(Element placement data)
>>>>>

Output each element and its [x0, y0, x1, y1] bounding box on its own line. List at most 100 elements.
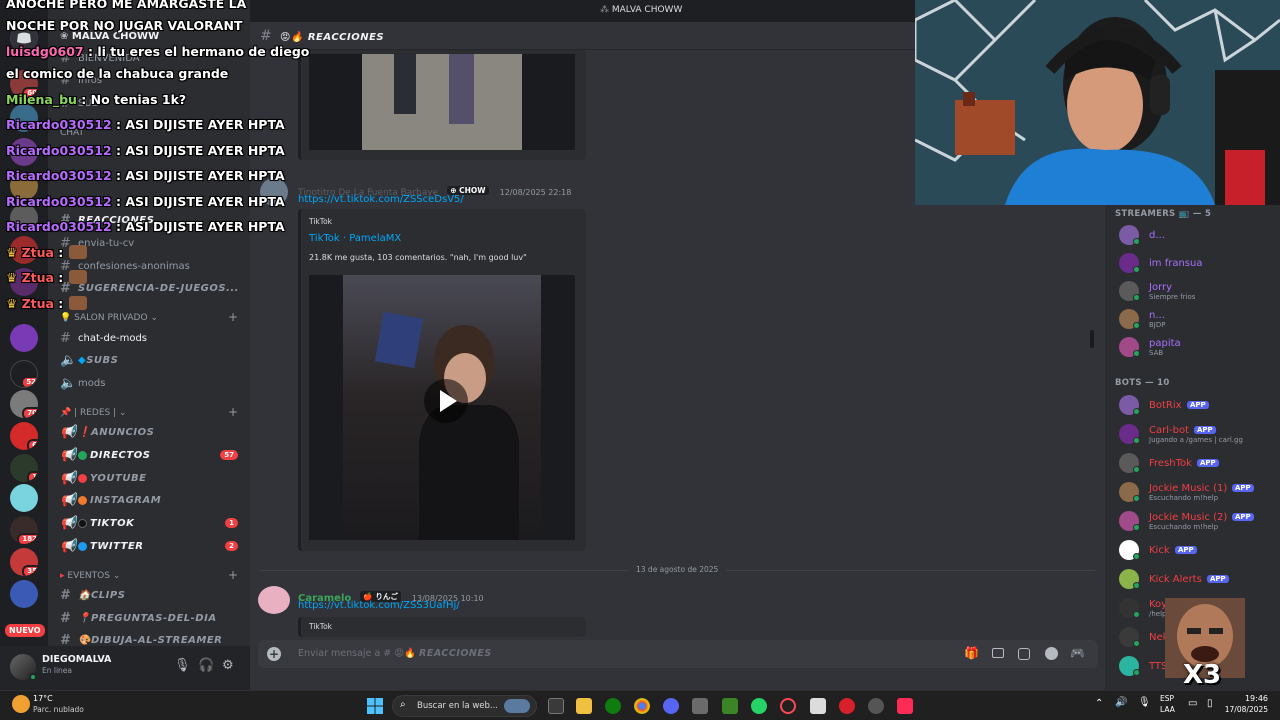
- tiktok-icon[interactable]: [897, 698, 913, 714]
- member-name[interactable]: d...: [1149, 230, 1165, 241]
- member-name[interactable]: n...: [1149, 310, 1165, 321]
- server-icon[interactable]: [10, 324, 38, 352]
- bot-member[interactable]: Kick APP: [1119, 538, 1279, 562]
- server-icon[interactable]: 6: [10, 422, 38, 450]
- app-icon[interactable]: [810, 698, 826, 714]
- add-channel-icon[interactable]: +: [228, 568, 238, 582]
- emoji-icon[interactable]: [1045, 647, 1058, 660]
- channel-tiktok[interactable]: 📢 TIKTOK: [60, 513, 134, 533]
- channel-clips[interactable]: # 🏠 CLIPS: [60, 585, 125, 605]
- sticker-icon[interactable]: [1018, 648, 1030, 660]
- server-icon[interactable]: 1: [10, 454, 38, 482]
- volume-icon[interactable]: 🔊: [1115, 697, 1127, 708]
- member-name[interactable]: Jorry: [1149, 282, 1172, 293]
- message-link[interactable]: https://vt.tiktok.com/ZSSceDsV5/: [298, 194, 464, 205]
- weather-temp[interactable]: 17°C: [33, 694, 53, 703]
- server-icon[interactable]: 70: [10, 390, 38, 418]
- server-name[interactable]: ❀ MALVA CHOWW: [60, 31, 159, 42]
- battery-icon[interactable]: ▯: [1207, 698, 1213, 709]
- video-thumbnail[interactable]: [309, 275, 575, 540]
- member-name[interactable]: papita: [1149, 338, 1181, 349]
- server-icon[interactable]: [10, 172, 38, 200]
- server-icon[interactable]: 60: [10, 70, 38, 98]
- bot-member[interactable]: Carl-bot APP Jugando a /games | carl.gg: [1119, 422, 1279, 446]
- discord-home-icon[interactable]: [10, 24, 38, 52]
- member-name[interactable]: BotRix: [1149, 400, 1182, 411]
- clock-time[interactable]: 19:46: [1226, 694, 1268, 703]
- member-name[interactable]: im fransua: [1149, 258, 1202, 269]
- channel-envia-tu-cv[interactable]: # envia-tu-cv: [60, 233, 134, 253]
- gif-icon[interactable]: [992, 648, 1004, 658]
- member-name[interactable]: FreshTok: [1149, 458, 1192, 469]
- microphone-icon[interactable]: 🎙: [1138, 697, 1151, 708]
- language-indicator[interactable]: ESP: [1160, 694, 1174, 703]
- app-icon[interactable]: [868, 698, 884, 714]
- category-eventos[interactable]: ▸ EVENTOS ⌄: [60, 571, 120, 581]
- task-view-icon[interactable]: [548, 698, 564, 714]
- xbox-icon[interactable]: [605, 698, 621, 714]
- channel-instagram[interactable]: 📢 INSTAGRAM: [60, 490, 161, 510]
- server-icon[interactable]: [10, 204, 38, 232]
- message-input-placeholder[interactable]: Enviar mensaje a # 😡🔥 REACCIONES: [298, 648, 492, 659]
- server-icon[interactable]: [10, 268, 38, 296]
- channel-anuncios[interactable]: 📢 ❗ ANUNCIOS: [60, 422, 154, 442]
- server-icon[interactable]: 2: [10, 104, 38, 132]
- play-button[interactable]: [424, 379, 468, 423]
- channel-twitter[interactable]: 📢 TWITTER: [60, 536, 143, 556]
- channel-youtube[interactable]: 📢 YOUTUBE: [60, 468, 146, 488]
- network-icon[interactable]: ▭: [1188, 698, 1197, 709]
- member-name[interactable]: Jockie Music (1): [1149, 483, 1227, 494]
- minecraft-icon[interactable]: [722, 698, 738, 714]
- avatar[interactable]: [258, 586, 290, 614]
- new-badge[interactable]: NUEVO: [5, 624, 45, 637]
- server-icon[interactable]: [10, 580, 38, 608]
- category-chat[interactable]: CHAT: [60, 128, 84, 138]
- bot-member[interactable]: Kick Alerts APP: [1119, 567, 1279, 591]
- channel-sugerencia[interactable]: # SUGERENCIA-DE-JUEGOS...: [60, 278, 239, 298]
- server-icon[interactable]: 35: [10, 548, 38, 576]
- message-link[interactable]: https://vt.tiktok.com/ZSS3UafHj/: [298, 600, 460, 611]
- message-composer[interactable]: + Enviar mensaje a # 😡🔥 REACCIONES 🎁 🎮: [258, 640, 1098, 668]
- bot-member[interactable]: Jockie Music (2) APP Escuchando m!help: [1119, 509, 1279, 533]
- channel-bienvenida[interactable]: # BIENVENIDA: [60, 48, 140, 68]
- opera-icon[interactable]: [780, 698, 796, 714]
- headphones-icon[interactable]: 🎧: [198, 658, 214, 673]
- weather-icon[interactable]: [12, 695, 30, 713]
- channel-preguntas[interactable]: # 📍 PREGUNTAS-DEL-DIA: [60, 608, 217, 628]
- streamer-member[interactable]: n... BJDP: [1119, 307, 1279, 331]
- add-channel-icon[interactable]: +: [228, 405, 238, 419]
- category-salon-privado[interactable]: 💡 SALON PRIVADO ⌄: [60, 313, 158, 323]
- server-icon[interactable]: 52: [10, 360, 38, 388]
- settings-gear-icon[interactable]: ⚙: [222, 658, 234, 673]
- username[interactable]: DIEGOMALVA: [42, 654, 111, 665]
- chrome-icon[interactable]: [634, 698, 650, 714]
- embed-title[interactable]: TikTok · PamelaMX: [309, 233, 401, 244]
- whatsapp-icon[interactable]: [751, 698, 767, 714]
- scrollbar-thumb[interactable]: [1090, 330, 1094, 348]
- embed-image[interactable]: [309, 54, 575, 150]
- member-name[interactable]: Kick: [1149, 545, 1170, 556]
- streamer-member[interactable]: papita SAB: [1119, 335, 1279, 359]
- member-name[interactable]: Kick Alerts: [1149, 574, 1202, 585]
- bot-member[interactable]: Jockie Music (1) APP Escuchando m!help: [1119, 480, 1279, 504]
- chevron-up-icon[interactable]: ⌃: [1095, 698, 1103, 709]
- channel-sub[interactable]: # SUB: [60, 93, 99, 113]
- windows-start-icon[interactable]: [367, 698, 383, 714]
- channel-reacciones[interactable]: # REACCIONES: [60, 210, 154, 230]
- bot-member[interactable]: BotRix APP: [1119, 393, 1279, 417]
- gamepad-icon[interactable]: 🎮: [1070, 646, 1085, 660]
- server-icon[interactable]: 182: [10, 516, 38, 544]
- member-name[interactable]: Carl-bot: [1149, 425, 1189, 436]
- app-icon[interactable]: [839, 698, 855, 714]
- taskbar-search[interactable]: ⌕ Buscar en la web...: [392, 695, 537, 717]
- add-channel-icon[interactable]: +: [228, 310, 238, 324]
- avatar[interactable]: [260, 178, 288, 206]
- server-icon[interactable]: [10, 236, 38, 264]
- bot-member[interactable]: FreshTok APP: [1119, 451, 1279, 475]
- channel-directos[interactable]: 📢 DIRECTOS: [60, 445, 150, 465]
- category-redes[interactable]: 📌 | REDES | ⌄: [60, 408, 127, 418]
- streamer-member[interactable]: Jorry Siempre frios: [1119, 279, 1279, 303]
- add-attachment-icon[interactable]: +: [267, 647, 281, 661]
- server-icon[interactable]: [10, 138, 38, 166]
- store-icon[interactable]: [692, 698, 708, 714]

<<<<<

▸ Exercise brief
Can you copy out every line of the data above word for word, leaving the pictures out?

▸ Reply
Output each element and its [x0, y0, x1, y1] bounding box on its own line. List at most 100 elements.
- tiktok-icon[interactable]: [897, 698, 913, 714]
- member-name[interactable]: d...: [1149, 230, 1165, 241]
- member-name[interactable]: n...: [1149, 310, 1165, 321]
- server-icon[interactable]: [10, 324, 38, 352]
- bot-member[interactable]: Kick APP: [1119, 538, 1279, 562]
- server-icon[interactable]: 6: [10, 422, 38, 450]
- app-icon[interactable]: [810, 698, 826, 714]
- add-channel-icon[interactable]: +: [228, 568, 238, 582]
- emoji-icon[interactable]: [1045, 647, 1058, 660]
- channel-tiktok[interactable]: 📢 TIKTOK: [60, 513, 134, 533]
- channel-clips[interactable]: # 🏠 CLIPS: [60, 585, 125, 605]
- sticker-icon[interactable]: [1018, 648, 1030, 660]
- server-icon[interactable]: 1: [10, 454, 38, 482]
- volume-icon[interactable]: 🔊: [1115, 697, 1127, 708]
- member-name[interactable]: Jorry: [1149, 282, 1172, 293]
- message-link[interactable]: https://vt.tiktok.com/ZSSceDsV5/: [298, 194, 464, 205]
- weather-temp[interactable]: 17°C: [33, 694, 53, 703]
- server-icon[interactable]: 70: [10, 390, 38, 418]
- server-name[interactable]: ❀ MALVA CHOWW: [60, 31, 159, 42]
- battery-icon[interactable]: ▯: [1207, 698, 1213, 709]
- video-thumbnail[interactable]: [309, 275, 575, 540]
- member-name[interactable]: papita: [1149, 338, 1181, 349]
- server-icon[interactable]: [10, 172, 38, 200]
- server-icon[interactable]: 60: [10, 70, 38, 98]
- bot-member[interactable]: Carl-bot APP Jugando a /games | carl.gg: [1119, 422, 1279, 446]
- discord-home-icon[interactable]: [10, 24, 38, 52]
- member-name[interactable]: BotRix: [1149, 400, 1182, 411]
- clock-time[interactable]: 19:46: [1226, 694, 1268, 703]
- member-name[interactable]: im fransua: [1149, 258, 1202, 269]
- channel-envia-tu-cv[interactable]: # envia-tu-cv: [60, 233, 134, 253]
- gif-icon[interactable]: [992, 648, 1004, 658]
- member-name[interactable]: FreshTok: [1149, 458, 1192, 469]
- microphone-icon[interactable]: 🎙: [1138, 697, 1151, 708]
- language-indicator[interactable]: ESP: [1160, 694, 1174, 703]
- app-icon[interactable]: [868, 698, 884, 714]
- category-eventos[interactable]: ▸ EVENTOS ⌄: [60, 571, 120, 581]
- task-view-icon[interactable]: [548, 698, 564, 714]
- xbox-icon[interactable]: [605, 698, 621, 714]
- channel-instagram[interactable]: 📢 INSTAGRAM: [60, 490, 161, 510]
- server-icon[interactable]: [10, 204, 38, 232]
- message-input-placeholder[interactable]: Enviar mensaje a # 😡🔥 REACCIONES: [298, 648, 492, 659]
- server-icon[interactable]: [10, 268, 38, 296]
- channel-anuncios[interactable]: 📢 ❗ ANUNCIOS: [60, 422, 154, 442]
- server-icon[interactable]: 2: [10, 104, 38, 132]
- play-button[interactable]: [424, 379, 468, 423]
- channel-twitter[interactable]: 📢 TWITTER: [60, 536, 143, 556]
- channel-youtube[interactable]: 📢 YOUTUBE: [60, 468, 146, 488]
- network-icon[interactable]: ▭: [1188, 698, 1197, 709]
- member-name[interactable]: Jockie Music (1): [1149, 483, 1227, 494]
- minecraft-icon[interactable]: [722, 698, 738, 714]
- avatar[interactable]: [258, 586, 290, 614]
- new-badge[interactable]: NUEVO: [5, 624, 45, 637]
- server-icon[interactable]: [10, 580, 38, 608]
- category-chat[interactable]: CHAT: [60, 128, 84, 138]
- bot-member[interactable]: Kick Alerts APP: [1119, 567, 1279, 591]
- channel-sugerencia[interactable]: # SUGERENCIA-DE-JUEGOS...: [60, 278, 239, 298]
- server-icon[interactable]: 35: [10, 548, 38, 576]
- message-link[interactable]: https://vt.tiktok.com/ZSS3UafHj/: [298, 600, 460, 611]
- message-composer[interactable]: + Enviar mensaje a # 😡🔥 REACCIONES 🎁 🎮: [258, 640, 1098, 668]
- bot-member[interactable]: Jockie Music (2) APP Escuchando m!help: [1119, 509, 1279, 533]
- channel-bienvenida[interactable]: # BIENVENIDA: [60, 48, 140, 68]
- opera-icon[interactable]: [780, 698, 796, 714]
- headphones-icon[interactable]: 🎧: [198, 658, 214, 673]
- weather-icon[interactable]: [12, 695, 30, 713]
- channel-preguntas[interactable]: # 📍 PREGUNTAS-DEL-DIA: [60, 608, 217, 628]
- streamer-member[interactable]: n... BJDP: [1119, 307, 1279, 331]
- add-channel-icon[interactable]: +: [228, 405, 238, 419]
- category-salon-privado[interactable]: 💡 SALON PRIVADO ⌄: [60, 313, 158, 323]
- server-icon[interactable]: 52: [10, 360, 38, 388]
- settings-gear-icon[interactable]: ⚙: [222, 658, 234, 673]
- username[interactable]: DIEGOMALVA: [42, 654, 111, 665]
- chrome-icon[interactable]: [634, 698, 650, 714]
- embed-title[interactable]: TikTok · PamelaMX: [309, 233, 401, 244]
- whatsapp-icon[interactable]: [751, 698, 767, 714]
- scrollbar-thumb[interactable]: [1090, 330, 1094, 348]
- embed-image[interactable]: [309, 54, 575, 150]
- member-name[interactable]: Kick: [1149, 545, 1170, 556]
- streamer-member[interactable]: papita SAB: [1119, 335, 1279, 359]
- member-name[interactable]: Kick Alerts: [1149, 574, 1202, 585]
- bot-member[interactable]: Jockie Music (1) APP Escuchando m!help: [1119, 480, 1279, 504]
- chevron-up-icon[interactable]: ⌃: [1095, 698, 1103, 709]
- channel-sub[interactable]: # SUB: [60, 93, 99, 113]
- windows-start-icon[interactable]: [367, 698, 383, 714]
- channel-reacciones[interactable]: # REACCIONES: [60, 210, 154, 230]
- bot-member[interactable]: BotRix APP: [1119, 393, 1279, 417]
- gamepad-icon[interactable]: 🎮: [1070, 646, 1085, 660]
- server-icon[interactable]: 182: [10, 516, 38, 544]
- member-name[interactable]: Carl-bot: [1149, 425, 1189, 436]
- app-icon[interactable]: [839, 698, 855, 714]
- taskbar-search[interactable]: ⌕ Buscar en la web...: [392, 695, 537, 717]
- add-channel-icon[interactable]: +: [228, 310, 238, 324]
- avatar[interactable]: [260, 178, 288, 206]
- server-icon[interactable]: [10, 236, 38, 264]
- bot-member[interactable]: FreshTok APP: [1119, 451, 1279, 475]
- channel-directos[interactable]: 📢 DIRECTOS: [60, 445, 150, 465]
- category-redes[interactable]: 📌 | REDES | ⌄: [60, 408, 127, 418]
- streamer-member[interactable]: Jorry Siempre frios: [1119, 279, 1279, 303]
- add-attachment-icon[interactable]: +: [267, 647, 281, 661]
- server-icon[interactable]: [10, 138, 38, 166]
- store-icon[interactable]: [692, 698, 708, 714]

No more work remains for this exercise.